** What you have to do **
Retype every line of the material below exactly as it appears, leaving out the pictures.

Extracted data entries:
◆ ◆ ◆

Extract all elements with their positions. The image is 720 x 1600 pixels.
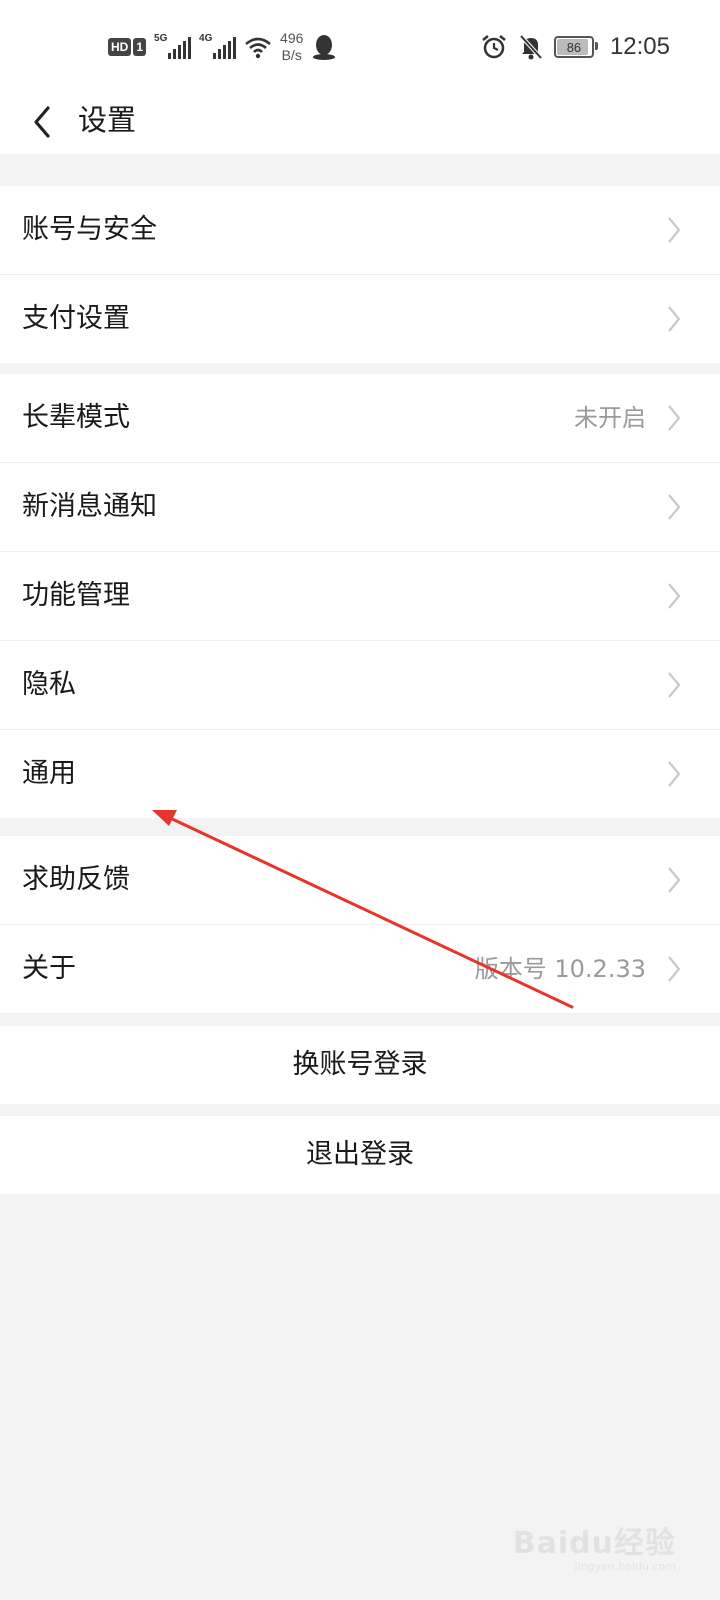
settings-group-support: 求助反馈 关于 版本号 10.2.33 [0,836,720,1013]
settings-item-account-security[interactable]: 账号与安全 [0,186,720,274]
settings-item-label: 隐私 [22,669,76,700]
qq-icon [313,35,336,60]
settings-item-label: 新消息通知 [22,491,157,522]
watermark: Baidu经验 jingyan.baidu.com [513,1528,676,1574]
settings-group-general: 长辈模式 未开启 新消息通知 功能管理 隐私 通用 [0,374,720,818]
settings-item-label: 支付设置 [22,303,130,334]
settings-item-label: 功能管理 [22,580,130,611]
speed-unit: B/s [281,47,302,63]
settings-item-label: 求助反馈 [22,864,130,895]
chevron-right-icon [668,217,681,243]
speed-value: 496 [280,30,304,46]
wifi-icon [245,37,271,59]
chevron-right-icon [668,867,681,893]
settings-group-account: 账号与安全 支付设置 [0,186,720,363]
chevron-right-icon [668,306,681,332]
network-type-1: 5G [154,33,168,44]
logout-button[interactable]: 退出登录 [0,1116,720,1194]
network-speed: 496 B/s [280,30,303,64]
page-title: 设置 [78,103,137,137]
settings-item-notifications[interactable]: 新消息通知 [0,462,720,551]
status-bar: HD 1 5G 4G 496 B/s 86 12:05 [0,0,720,86]
settings-item-label: 关于 [22,953,76,984]
network-type-2: 4G [199,33,213,44]
signal-icon-2: 4G [199,33,237,59]
version-number: 版本号 10.2.33 [474,955,646,983]
settings-item-privacy[interactable]: 隐私 [0,640,720,729]
settings-item-label: 通用 [22,758,76,789]
battery-level: 86 [566,39,582,55]
battery-icon: 86 [553,36,598,58]
chevron-right-icon [668,672,681,698]
signal-icon: 5G [154,33,192,59]
settings-item-payment[interactable]: 支付设置 [0,274,720,363]
chevron-right-icon [668,583,681,609]
watermark-url: jingyan.baidu.com [574,1560,676,1573]
chevron-right-icon [668,494,681,520]
header: 设置 [0,86,720,154]
settings-item-value: 未开启 [574,404,646,432]
hd-label: HD [108,38,132,56]
settings-item-features[interactable]: 功能管理 [0,551,720,640]
chevron-right-icon [668,405,681,431]
watermark-brand: Baidu经验 [512,1526,676,1561]
back-icon[interactable] [24,96,64,144]
settings-item-help-feedback[interactable]: 求助反馈 [0,836,720,924]
sim-label: 1 [133,38,147,56]
mute-icon [519,34,543,60]
settings-item-about[interactable]: 关于 版本号 10.2.33 [0,924,720,1013]
chevron-right-icon [668,956,681,982]
settings-item-label: 账号与安全 [22,214,157,245]
settings-item-general[interactable]: 通用 [0,729,720,818]
clock: 12:05 [609,33,670,60]
settings-item-label: 长辈模式 [22,402,130,433]
settings-item-elder-mode[interactable]: 长辈模式 未开启 [0,374,720,462]
chevron-right-icon [668,761,681,787]
alarm-icon [482,35,506,59]
switch-account-button[interactable]: 换账号登录 [0,1026,720,1104]
hd-badge: HD 1 [108,38,147,56]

◆ ◆ ◆

** Worked answer **
Extract all elements with their positions. The image is 720 x 1600 pixels.
settings-group-support: 求助反馈 关于 版本号 10.2.33 [0,836,720,1013]
settings-item-account-security[interactable]: 账号与安全 [0,186,720,274]
settings-item-label: 隐私 [22,669,76,700]
qq-icon [313,35,336,60]
settings-item-label: 新消息通知 [22,491,157,522]
watermark: Baidu经验 jingyan.baidu.com [513,1528,676,1574]
settings-group-general: 长辈模式 未开启 新消息通知 功能管理 隐私 通用 [0,374,720,818]
settings-item-label: 支付设置 [22,303,130,334]
settings-item-label: 功能管理 [22,580,130,611]
speed-unit: B/s [281,47,302,63]
settings-item-label: 求助反馈 [22,864,130,895]
chevron-right-icon [668,217,681,243]
speed-value: 496 [280,30,304,46]
wifi-icon [245,37,271,59]
chevron-right-icon [668,867,681,893]
settings-group-account: 账号与安全 支付设置 [0,186,720,363]
chevron-right-icon [668,306,681,332]
network-type-1: 5G [154,33,168,44]
logout-button[interactable]: 退出登录 [0,1116,720,1194]
network-speed: 496 B/s [280,30,303,64]
page-title: 设置 [78,103,137,137]
settings-item-notifications[interactable]: 新消息通知 [0,462,720,551]
status-bar: HD 1 5G 4G 496 B/s 86 12:05 [0,0,720,86]
settings-item-label: 关于 [22,953,76,984]
network-type-2: 4G [199,33,213,44]
signal-icon-2: 4G [199,33,237,59]
version-number: 版本号 10.2.33 [474,955,646,983]
settings-item-privacy[interactable]: 隐私 [0,640,720,729]
settings-item-label: 通用 [22,758,76,789]
battery-level: 86 [566,39,582,55]
battery-icon: 86 [553,36,598,58]
chevron-right-icon [668,672,681,698]
signal-icon: 5G [154,33,192,59]
settings-item-payment[interactable]: 支付设置 [0,274,720,363]
chevron-right-icon [668,583,681,609]
watermark-url: jingyan.baidu.com [574,1560,676,1573]
chevron-right-icon [668,494,681,520]
header: 设置 [0,86,720,154]
settings-item-value: 未开启 [574,404,646,432]
hd-label: HD [108,38,132,56]
settings-item-features[interactable]: 功能管理 [0,551,720,640]
chevron-right-icon [668,405,681,431]
watermark-brand: Baidu经验 [512,1526,676,1561]
back-icon[interactable] [24,96,64,144]
settings-item-help-feedback[interactable]: 求助反馈 [0,836,720,924]
sim-label: 1 [133,38,147,56]
mute-icon [519,34,543,60]
settings-item-about[interactable]: 关于 版本号 10.2.33 [0,924,720,1013]
chevron-right-icon [668,956,681,982]
settings-item-label: 账号与安全 [22,214,157,245]
settings-item-general[interactable]: 通用 [0,729,720,818]
clock: 12:05 [609,33,670,60]
settings-item-label: 长辈模式 [22,402,130,433]
settings-item-elder-mode[interactable]: 长辈模式 未开启 [0,374,720,462]
chevron-right-icon [668,761,681,787]
alarm-icon [482,35,506,59]
switch-account-button[interactable]: 换账号登录 [0,1026,720,1104]
hd-badge: HD 1 [108,38,147,56]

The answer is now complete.